WRITTEN EXERCISE:
For every line in the data below that contains "help", copy the line.

★ ★ ★

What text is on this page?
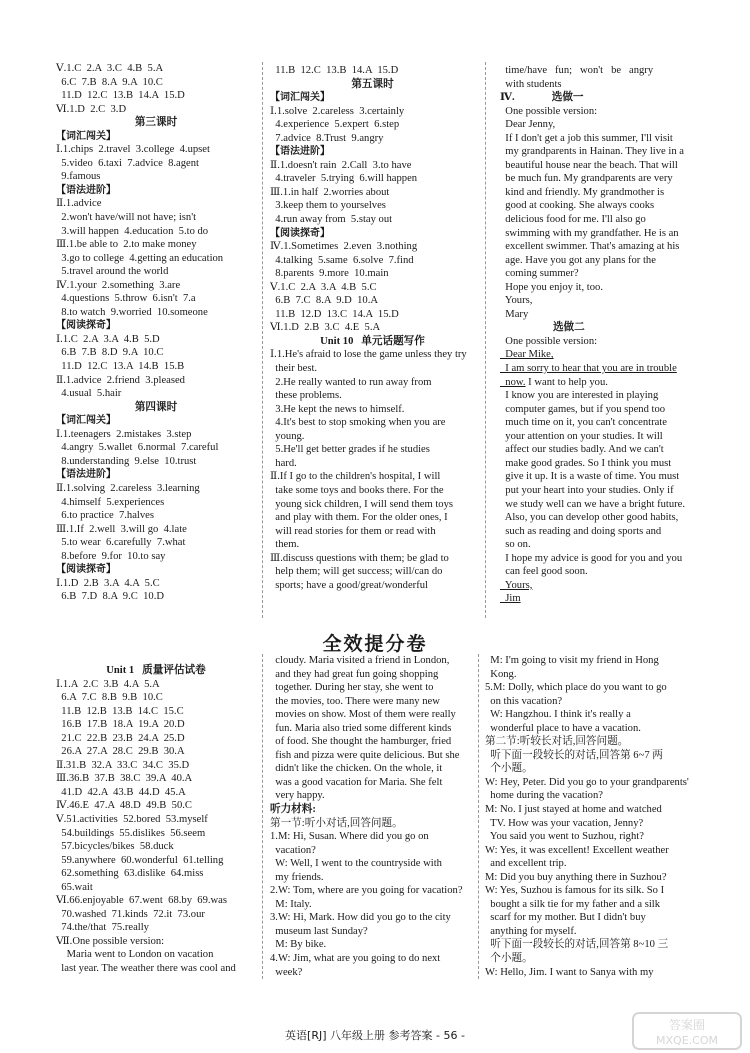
Ⅴ.1.C  2.A  3.C  4.B  5.A
6.C  7.B  8.A  9.A  10.C
11.D  12.C  13.B  14.A  15.D
Ⅵ.1.D  2.C  3.D
第三课时
【词汇闯关】
Ⅰ.1.chips  2.travel  3.college  4.upset
5.video  6.taxi  7.advice  8.agent
9.famous
【语法进阶】
Ⅱ.1.advice
2.won't have/will not have; isn't
3.will happen  4.education  5.to do
Ⅲ.1.be able to  2.to make money
3.go to college  4.getting an education
5.travel around the world
Ⅳ.1.your  2.something  3.are
4.questions  5.throw  6.isn't  7.a
8.to watch  9.worried  10.someone
【阅读探奇】
Ⅰ.1.C  2.A  3.A  4.B  5.D
6.B  7.B  8.D  9.A  10.C
11.D  12.C  13.A  14.B  15.B
Ⅱ.1.advice  2.friend  3.pleased
4.usual  5.hair
第四课时
【词汇闯关】
Ⅰ.1.teenagers  2.mistakes  3.step
4.angry  5.wallet  6.normal  7.careful
8.understanding  9.else  10.trust
【语法进阶】
Ⅱ.1.solving  2.careless  3.learning
4.himself  5.experiences
6.to practice  7.halves
Ⅲ.1.If  2.well  3.will go  4.late
5.to wear  6.carefully  7.what
8.before  9.for  10.to say
【阅读探奇】
Ⅰ.1.D  2.B  3.A  4.A  5.C
6.B  7.D  8.A  9.C  10.D
11.B  12.C  13.B  14.A  15.D
第五课时
【词汇闯关】
Ⅰ.1.solve  2.careless  3.certainly
4.experience  5.expert  6.step
7.advice  8.Trust  9.angry
【语法进阶】
Ⅱ.1.doesn't rain  2.Call  3.to have
4.traveler  5.trying  6.will happen
Ⅲ.1.in half  2.worries about
3.keep them to yourselves
4.run away from  5.stay out
【阅读探奇】
Ⅳ.1.Sometimes  2.even  3.nothing
4.talking  5.same  6.solve  7.find
8.parents  9.more  10.main
Ⅴ.1.C  2.A  3.A  4.B  5.C
6.B  7.C  8.A  9.D  10.A
11.B  12.D  13.C  14.A  15.D
Ⅵ.1.D  2.B  3.C  4.E  5.A
Unit 10   单元话题写作
Ⅰ.1.He's afraid to lose the game unless they try
their best.
2.He really wanted to run away from
these problems.
3.He kept the news to himself.
4.It's best to stop smoking when you are
young.
5.He'll get better grades if he studies
hard.
Ⅱ.If I go to the children's hospital, I will
take some toys and books there. For the
young sick children, I will send them toys
and play with them. For the older ones, I
will read stories for them or read with
them.
Ⅲ.discuss questions with them; be glad to
help them; will get success; will/can do
sports; have a good/great/wonderful
time/have   fun;   won't   be   angry
with students
Ⅳ.              选做一
One possible version:
Dear Jenny,
If I don't get a job this summer, I'll visit
my grandparents in Hainan. They live in a
beautiful house near the beach. That will
be much fun. My grandparents are very
kind and friendly. My grandmother is
good at cooking. She always cooks
delicious food for me. I'll also go
swimming with my grandfather. He is an
excellent swimmer. That's amazing at his
age. Have you got any plans for the
coming summer?
Hope you enjoy it, too.
Yours,
Mary
选做二
One possible version:
Dear Mike,
I am sorry to hear that you are in trouble
now. I want to help you.
I know you are interested in playing
computer games, but if you spend too
much time on it, you can't concentrate
your attention on your studies. It will
affect our studies badly. And we can't
make good grades. So I think you must
give it up. It is a waste of time. You must
put your heart into your studies. Only if
we study well can we have a bright future.
Also, you can develop other good habits,
such as reading and doing sports and
so on.
I hope my advice is good for you and you
can feel good soon.
Yours,
Jim
全效提分卷
Unit 1   质量评估试卷
Ⅰ.1.A  2.C  3.B  4.A  5.A
6.A  7.C  8.B  9.B  10.C
11.B  12.B  13.B  14.C  15.C
16.B  17.B  18.A  19.A  20.D
21.C  22.B  23.B  24.A  25.D
26.A  27.A  28.C  29.B  30.A
Ⅱ.31.B  32.A  33.C  34.C  35.D
Ⅲ.36.B  37.B  38.C  39.A  40.A
41.D  42.A  43.B  44.D  45.A
Ⅳ.46.E  47.A  48.D  49.B  50.C
Ⅴ.51.activities  52.bored  53.myself
54.buildings  55.dislikes  56.seem
57.bicycles/bikes  58.duck
59.anywhere  60.wonderful  61.telling
62.something  63.dislike  64.miss
65.wait
Ⅵ.66.enjoyable  67.went  68.by  69.was
70.washed  71.kinds  72.it  73.our
74.the/that  75.really
Ⅶ.One possible version:
Maria went to London on vacation
last year. The weather there was cool and
cloudy. Maria visited a friend in London,
and they had great fun going shopping
together. During her stay, she went to
the movies, too. There were many new
movies on show. Most of them were really
fun. Maria also tried some different kinds
of food. She thought the hamburger, fried
fish and pizza were quite delicious. But she
didn't like the chicken. On the whole, it
was a good vacation for Maria. She felt
very happy.
听力材料:
第一节:听小对话,回答问题。
1.M: Hi, Susan. Where did you go on
vacation?
W: Well, I went to the countryside with
my friends.
2.W: Tom, where are you going for vacation?
M: Italy.
3.W: Hi, Mark. How did you go to the city
museum last Sunday?
M: By bike.
4.W: Jim, what are you going to do next
week?
M: I'm going to visit my friend in Hong
Kong.
5.M: Dolly, which place do you want to go
on this vacation?
W: Hangzhou. I think it's really a
wonderful place to have a vacation.
第二节:听较长对话,回答问题。
听下面一段较长的对话,回答第 6~7 两
个小题。
W: Hey, Peter. Did you go to your grandparents'
home during the vacation?
M: No. I just stayed at home and watched
TV. How was your vacation, Jenny?
You said you went to Suzhou, right?
W: Yes, it was excellent! Excellent weather
and excellent trip.
M: Did you buy anything there in Suzhou?
W: Yes, Suzhou is famous for its silk. So I
bought a silk tie for my father and a silk
scarf for my mother. But I didn't buy
anything for myself.
听下面一段较长的对话,回答第 8~10 三
个小题。
W: Hello, Jim. I want to Sanya with my
英语[RJ] 八年级上册 参考答案 - 56 -
答案圈
MXQE.COM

★ ★ ★

WRITTEN SOLUTION:
help them; will get success; will/can do
now. I want to help you.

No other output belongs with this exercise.